● Problems to work on
**1.** Answer these questions using the airBaltic article.
(a) What is the new five-year business plan called?
(b) Which three Baltic capitals does the plan aim to connect?
(c) Who is the CEO of airBaltic?
**2.** Copy everything in the airBaltic article from "The CEO of airBaltic, Martin" down to "introducing more A220s.".

● Text block
——

A drastic fall in air travel demand has forced airlines around the globe to reconsider their strategic plans to adapt to a yet unknown new era in aviation. In this matter, airBaltic appears to be taking the lead by approving a new 5 year business plan called “Destination 2025 CLEAN” which does not only reinforce the commitment of the company to keeping connected the whole Baltic region, but it also paces the way to establishing an all Airbus A220-200 type fleet as well as increasing it up to 50 units from the current 22 by the end of 2023.
Due to the Coronavirus crisis, the new plan which has adjusted its forecasts from the initial one presented in May 2018 still focuses on expanding connectivity of the three Baltic capitals – Riga, Tallinn and Vilnius – giving wings to the regional economies and serving the old continent as strategic points between the East and West. The transition to a single aircraft model will however be carried forward as a response to reduced air traffic demand, while aiming to reduce operational costs – something already contemplated back in 2018. This means that the 12 Bombardier Q400s and 4 Boeing 737-300 will remain grounded and only the current 22 Airbus A220-300s will resume operations once the travel restrictions are lifted. In Latvia, this won’t be the case at least until May 12th.
The CEO of airBaltic, Martin Gauss, has said that “the new environment in the aviation industry requires serious and clear decisions for positive business development,” consciously betting on a strategy that will significantly increase passengers and therefore revenues in the following 5 years, despite predicted weak financial exercises for 2020 and 2021. Return to growth is then expected – the carrier has said in a statement -, to which higher capacity levels will follow by introducing more A220s.

——

Document structure recognition data
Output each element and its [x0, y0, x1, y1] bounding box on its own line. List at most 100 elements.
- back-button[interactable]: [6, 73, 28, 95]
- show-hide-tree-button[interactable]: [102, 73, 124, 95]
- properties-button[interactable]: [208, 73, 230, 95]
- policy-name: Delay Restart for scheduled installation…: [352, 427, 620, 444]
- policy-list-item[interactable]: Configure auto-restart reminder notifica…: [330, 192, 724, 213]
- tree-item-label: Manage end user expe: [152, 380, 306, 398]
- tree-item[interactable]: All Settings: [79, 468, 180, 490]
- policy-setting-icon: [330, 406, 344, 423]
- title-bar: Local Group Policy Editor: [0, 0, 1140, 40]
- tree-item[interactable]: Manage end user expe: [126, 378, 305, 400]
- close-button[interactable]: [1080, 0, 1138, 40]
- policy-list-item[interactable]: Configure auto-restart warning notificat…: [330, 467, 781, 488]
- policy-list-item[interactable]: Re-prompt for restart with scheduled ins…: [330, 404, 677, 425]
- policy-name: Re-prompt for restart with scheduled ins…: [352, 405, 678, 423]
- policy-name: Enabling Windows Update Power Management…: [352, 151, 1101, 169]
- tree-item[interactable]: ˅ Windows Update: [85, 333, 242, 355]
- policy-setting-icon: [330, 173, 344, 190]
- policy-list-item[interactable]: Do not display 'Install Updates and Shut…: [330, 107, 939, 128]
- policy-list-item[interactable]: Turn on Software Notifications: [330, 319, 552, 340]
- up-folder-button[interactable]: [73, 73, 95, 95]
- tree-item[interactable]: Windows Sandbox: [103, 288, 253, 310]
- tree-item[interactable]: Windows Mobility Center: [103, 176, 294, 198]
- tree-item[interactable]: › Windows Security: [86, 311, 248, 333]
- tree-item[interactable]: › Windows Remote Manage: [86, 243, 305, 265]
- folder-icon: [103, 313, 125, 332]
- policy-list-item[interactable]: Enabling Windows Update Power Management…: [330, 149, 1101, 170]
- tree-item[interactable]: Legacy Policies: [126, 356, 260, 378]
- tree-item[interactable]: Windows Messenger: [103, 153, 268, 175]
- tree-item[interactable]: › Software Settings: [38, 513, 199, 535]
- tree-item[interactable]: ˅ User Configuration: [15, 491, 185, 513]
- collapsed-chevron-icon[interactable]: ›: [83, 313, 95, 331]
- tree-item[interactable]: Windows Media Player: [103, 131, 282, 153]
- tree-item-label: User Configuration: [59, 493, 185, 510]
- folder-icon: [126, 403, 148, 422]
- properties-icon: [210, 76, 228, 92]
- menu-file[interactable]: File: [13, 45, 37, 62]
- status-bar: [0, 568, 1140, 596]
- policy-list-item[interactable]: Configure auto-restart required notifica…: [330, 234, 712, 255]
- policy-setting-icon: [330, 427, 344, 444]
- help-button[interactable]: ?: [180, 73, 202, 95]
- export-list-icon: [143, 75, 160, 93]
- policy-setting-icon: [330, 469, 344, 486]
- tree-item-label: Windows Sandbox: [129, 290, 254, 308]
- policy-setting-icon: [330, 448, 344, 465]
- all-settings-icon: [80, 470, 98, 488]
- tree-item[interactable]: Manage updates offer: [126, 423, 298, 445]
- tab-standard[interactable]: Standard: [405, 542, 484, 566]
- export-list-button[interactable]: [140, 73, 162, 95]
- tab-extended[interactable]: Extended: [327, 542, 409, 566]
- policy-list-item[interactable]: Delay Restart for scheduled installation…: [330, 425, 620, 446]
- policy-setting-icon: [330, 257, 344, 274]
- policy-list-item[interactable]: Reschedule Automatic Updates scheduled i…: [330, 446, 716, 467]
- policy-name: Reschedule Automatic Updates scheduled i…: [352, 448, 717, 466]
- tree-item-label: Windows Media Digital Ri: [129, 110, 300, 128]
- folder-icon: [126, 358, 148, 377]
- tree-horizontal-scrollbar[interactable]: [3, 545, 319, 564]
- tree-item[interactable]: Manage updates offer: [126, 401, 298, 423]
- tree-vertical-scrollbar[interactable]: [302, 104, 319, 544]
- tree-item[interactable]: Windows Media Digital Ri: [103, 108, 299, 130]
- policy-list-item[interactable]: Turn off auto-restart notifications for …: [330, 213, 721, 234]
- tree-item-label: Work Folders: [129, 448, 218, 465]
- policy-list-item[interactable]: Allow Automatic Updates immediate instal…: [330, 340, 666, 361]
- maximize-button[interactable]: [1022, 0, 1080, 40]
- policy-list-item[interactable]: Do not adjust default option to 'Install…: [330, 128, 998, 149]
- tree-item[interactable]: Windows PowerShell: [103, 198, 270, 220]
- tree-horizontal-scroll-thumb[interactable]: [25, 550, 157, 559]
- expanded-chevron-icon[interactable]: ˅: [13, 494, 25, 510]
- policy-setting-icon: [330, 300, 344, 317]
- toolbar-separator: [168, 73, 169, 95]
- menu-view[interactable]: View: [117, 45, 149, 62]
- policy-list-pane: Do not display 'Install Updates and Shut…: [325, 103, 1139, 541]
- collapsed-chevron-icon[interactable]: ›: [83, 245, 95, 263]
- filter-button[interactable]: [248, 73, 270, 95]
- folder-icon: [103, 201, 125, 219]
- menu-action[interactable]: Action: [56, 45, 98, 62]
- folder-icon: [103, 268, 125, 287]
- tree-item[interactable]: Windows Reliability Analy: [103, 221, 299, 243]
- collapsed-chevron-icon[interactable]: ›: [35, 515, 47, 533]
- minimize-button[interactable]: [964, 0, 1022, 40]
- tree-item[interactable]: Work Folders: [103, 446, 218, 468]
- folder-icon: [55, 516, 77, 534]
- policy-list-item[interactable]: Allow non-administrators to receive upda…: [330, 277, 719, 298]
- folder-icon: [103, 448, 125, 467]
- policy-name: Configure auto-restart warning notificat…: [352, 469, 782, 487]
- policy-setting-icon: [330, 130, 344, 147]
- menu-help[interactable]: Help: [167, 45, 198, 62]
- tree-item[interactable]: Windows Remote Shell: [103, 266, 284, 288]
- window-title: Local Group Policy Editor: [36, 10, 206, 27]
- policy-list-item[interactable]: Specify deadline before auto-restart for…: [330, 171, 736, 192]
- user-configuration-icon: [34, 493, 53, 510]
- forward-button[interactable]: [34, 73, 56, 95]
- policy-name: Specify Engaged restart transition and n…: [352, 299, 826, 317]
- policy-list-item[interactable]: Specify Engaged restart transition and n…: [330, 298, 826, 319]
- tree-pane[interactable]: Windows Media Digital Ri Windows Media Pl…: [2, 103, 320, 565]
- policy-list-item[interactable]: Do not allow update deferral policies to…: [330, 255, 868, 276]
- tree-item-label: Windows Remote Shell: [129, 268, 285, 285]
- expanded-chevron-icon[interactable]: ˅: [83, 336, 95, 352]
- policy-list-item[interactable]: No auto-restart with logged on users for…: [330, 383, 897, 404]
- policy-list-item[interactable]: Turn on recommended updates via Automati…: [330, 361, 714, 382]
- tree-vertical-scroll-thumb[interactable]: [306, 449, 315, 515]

——

● Answers by item
**1.**
(a) Destination 2025 CLEAN
(b) Riga, Tallinn and Vilnius
(c) Martin Gauss

**2.**
The CEO of airBaltic, Martin Gauss, has said that “the new environment in the aviation industry requires serious and clear decisions for positive business development,” consciously betting on a strategy that will significantly increase passengers and therefore revenues in the following 5 years, despite predicted weak financial exercises for 2020 and 2021. Return to growth is then expected – the carrier has said in a statement -, to which higher capacity levels will follow by introducing more A220s.